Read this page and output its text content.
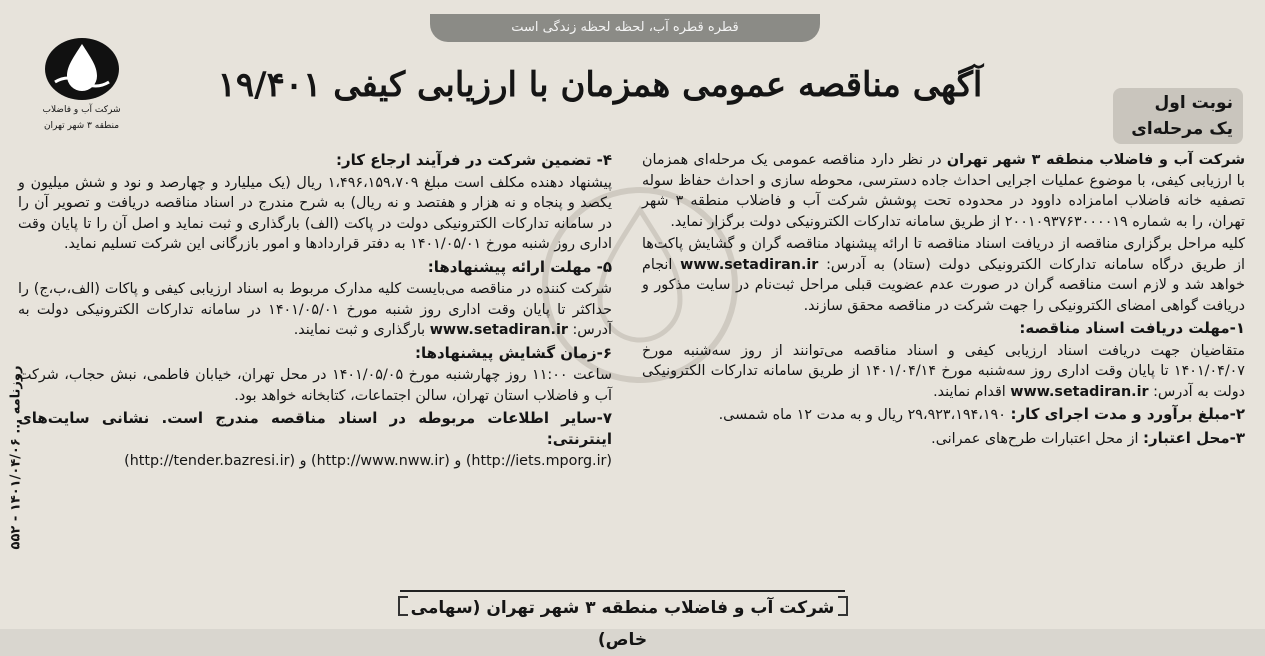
قطره قطره آب، لحظه لحظه زندگی است
شرکت آب و فاضلاب
منطقه ۳ شهر تهران
آگهی مناقصه عمومی همزمان با ارزیابی کیفی ۱۹/۴۰۱	نوبت اول
یک مرحله‌ای

شرکت آب و فاضلاب منطقه ۳ شهر تهران در نظر دارد مناقصه عمومی یک مرحله‌ای همزمان با ارزیابی کیفی، با موضوع عملیات اجرایی احداث جاده دسترسی، محوطه سازی و احداث حفاظ سوله تصفیه خانه فاضلاب امامزاده داوود در محدوده تحت پوشش شرکت آب و فاضلاب منطقه ۳ شهر تهران، را به شماره ۲۰۰۱۰۹۳۷۶۳۰۰۰۰۱۹ از طریق سامانه تدارکات الکترونیکی دولت برگزار نماید.

کلیه مراحل برگزاری مناقصه از دریافت اسناد مناقصه تا ارائه پیشنهاد مناقصه گران و گشایش پاکت‌ها از طریق درگاه سامانه تدارکات الکترونیکی دولت (ستاد) به آدرس: www.setadiran.ir انجام خواهد شد و لازم است مناقصه گران در صورت عدم عضویت قبلی مراحل ثبت‌نام در سایت مذکور و دریافت گواهی امضای الکترونیکی را جهت شرکت در مناقصه محقق سازند.

۱-مهلت دریافت اسناد مناقصه:

متقاضیان جهت دریافت اسناد ارزیابی کیفی و اسناد مناقصه می‌توانند از روز سه‌شنبه مورخ ۱۴۰۱/۰۴/۰۷ تا پایان وقت اداری روز سه‌شنبه مورخ ۱۴۰۱/۰۴/۱۴ از طریق سامانه تدارکات الکترونیکی دولت به آدرس: www.setadiran.ir اقدام نمایند.

۲-مبلغ برآورد و مدت اجرای کار: ۲۹،۹۲۳،۱۹۴،۱۹۰ ریال و به مدت ۱۲ ماه شمسی.

۳-محل اعتبار: از محل اعتبارات طرح‌های عمرانی.

۴- تضمین شرکت در فرآیند ارجاع کار:

پیشنهاد دهنده مکلف است مبلغ ۱،۴۹۶،۱۵۹،۷۰۹ ریال (یک میلیارد و چهارصد و نود و شش میلیون و یکصد و پنجاه و نه هزار و هفتصد و نه ریال) به شرح مندرج در اسناد مناقصه دریافت و تصویر آن را در سامانه تدارکات الکترونیکی دولت در پاکت (الف) بارگذاری و ثبت نماید و اصل آن را تا پایان وقت اداری روز شنبه مورخ ۱۴۰۱/۰۵/۰۱ به دفتر قراردادها و امور بازرگانی این شرکت تسلیم نماید.

۵- مهلت ارائه پیشنهادها:

شرکت کننده در مناقصه می‌بایست کلیه مدارک مربوط به اسناد ارزیابی کیفی و پاکات (الف،ب،ج) را حداکثر تا پایان وقت اداری روز شنبه مورخ ۱۴۰۱/۰۵/۰۱ در سامانه تدارکات الکترونیکی دولت به آدرس: www.setadiran.ir بارگذاری و ثبت نمایند.

۶-زمان گشایش پیشنهادها:

ساعت ۱۱:۰۰ روز چهارشنبه مورخ ۱۴۰۱/۰۵/۰۵ در محل تهران، خیابان فاطمی، نبش حجاب، شرکت آب و فاضلاب استان تهران، سالن اجتماعات، کتابخانه خواهد بود.

۷-سایر اطلاعات مربوطه در اسناد مناقصه مندرج است. نشانی سایت‌های اینترنتی:

(http://iets.mporg.ir) و (http://www.nww.ir) و (http://tender.bazresi.ir)

شرکت آب و فاضلاب منطقه ۳ شهر تهران (سهامی خاص)
روزنامه ... ۱۴۰۱/۰۴/۰۶ - ۵۵۲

========================

◆ **OBJECTIVE**: Return each line of the data, keeping its wording exact and omitting pictures.

◆ **EXERCISE SOLUTION**:
Read this page and output its text content.
قطره قطره آب، لحظه لحظه زندگی است
شرکت آب و فاضلاب
منطقه ۳ شهر تهران
آگهی مناقصه عمومی همزمان با ارزیابی کیفی ۱۹/۴۰۱	نوبت اول
یک مرحله‌ای

شرکت آب و فاضلاب منطقه ۳ شهر تهران در نظر دارد مناقصه عمومی یک مرحله‌ای همزمان با ارزیابی کیفی، با موضوع عملیات اجرایی احداث جاده دسترسی، محوطه سازی و احداث حفاظ سوله تصفیه خانه فاضلاب امامزاده داوود در محدوده تحت پوشش شرکت آب و فاضلاب منطقه ۳ شهر تهران، را به شماره ۲۰۰۱۰۹۳۷۶۳۰۰۰۰۱۹ از طریق سامانه تدارکات الکترونیکی دولت برگزار نماید.

کلیه مراحل برگزاری مناقصه از دریافت اسناد مناقصه تا ارائه پیشنهاد مناقصه گران و گشایش پاکت‌ها از طریق درگاه سامانه تدارکات الکترونیکی دولت (ستاد) به آدرس: www.setadiran.ir انجام خواهد شد و لازم است مناقصه گران در صورت عدم عضویت قبلی مراحل ثبت‌نام در سایت مذکور و دریافت گواهی امضای الکترونیکی را جهت شرکت در مناقصه محقق سازند.

۱-مهلت دریافت اسناد مناقصه:

متقاضیان جهت دریافت اسناد ارزیابی کیفی و اسناد مناقصه می‌توانند از روز سه‌شنبه مورخ ۱۴۰۱/۰۴/۰۷ تا پایان وقت اداری روز سه‌شنبه مورخ ۱۴۰۱/۰۴/۱۴ از طریق سامانه تدارکات الکترونیکی دولت به آدرس: www.setadiran.ir اقدام نمایند.

۲-مبلغ برآورد و مدت اجرای کار: ۲۹،۹۲۳،۱۹۴،۱۹۰ ریال و به مدت ۱۲ ماه شمسی.

۳-محل اعتبار: از محل اعتبارات طرح‌های عمرانی.

۴- تضمین شرکت در فرآیند ارجاع کار:

پیشنهاد دهنده مکلف است مبلغ ۱،۴۹۶،۱۵۹،۷۰۹ ریال (یک میلیارد و چهارصد و نود و شش میلیون و یکصد و پنجاه و نه هزار و هفتصد و نه ریال) به شرح مندرج در اسناد مناقصه دریافت و تصویر آن را در سامانه تدارکات الکترونیکی دولت در پاکت (الف) بارگذاری و ثبت نماید و اصل آن را تا پایان وقت اداری روز شنبه مورخ ۱۴۰۱/۰۵/۰۱ به دفتر قراردادها و امور بازرگانی این شرکت تسلیم نماید.

۵- مهلت ارائه پیشنهادها:

شرکت کننده در مناقصه می‌بایست کلیه مدارک مربوط به اسناد ارزیابی کیفی و پاکات (الف،ب،ج) را حداکثر تا پایان وقت اداری روز شنبه مورخ ۱۴۰۱/۰۵/۰۱ در سامانه تدارکات الکترونیکی دولت به آدرس: www.setadiran.ir بارگذاری و ثبت نمایند.

۶-زمان گشایش پیشنهادها:

ساعت ۱۱:۰۰ روز چهارشنبه مورخ ۱۴۰۱/۰۵/۰۵ در محل تهران، خیابان فاطمی، نبش حجاب، شرکت آب و فاضلاب استان تهران، سالن اجتماعات، کتابخانه خواهد بود.

۷-سایر اطلاعات مربوطه در اسناد مناقصه مندرج است. نشانی سایت‌های اینترنتی:

(http://iets.mporg.ir) و (http://www.nww.ir) و (http://tender.bazresi.ir)

شرکت آب و فاضلاب منطقه ۳ شهر تهران (سهامی خاص)
روزنامه ... ۱۴۰۱/۰۴/۰۶ - ۵۵۲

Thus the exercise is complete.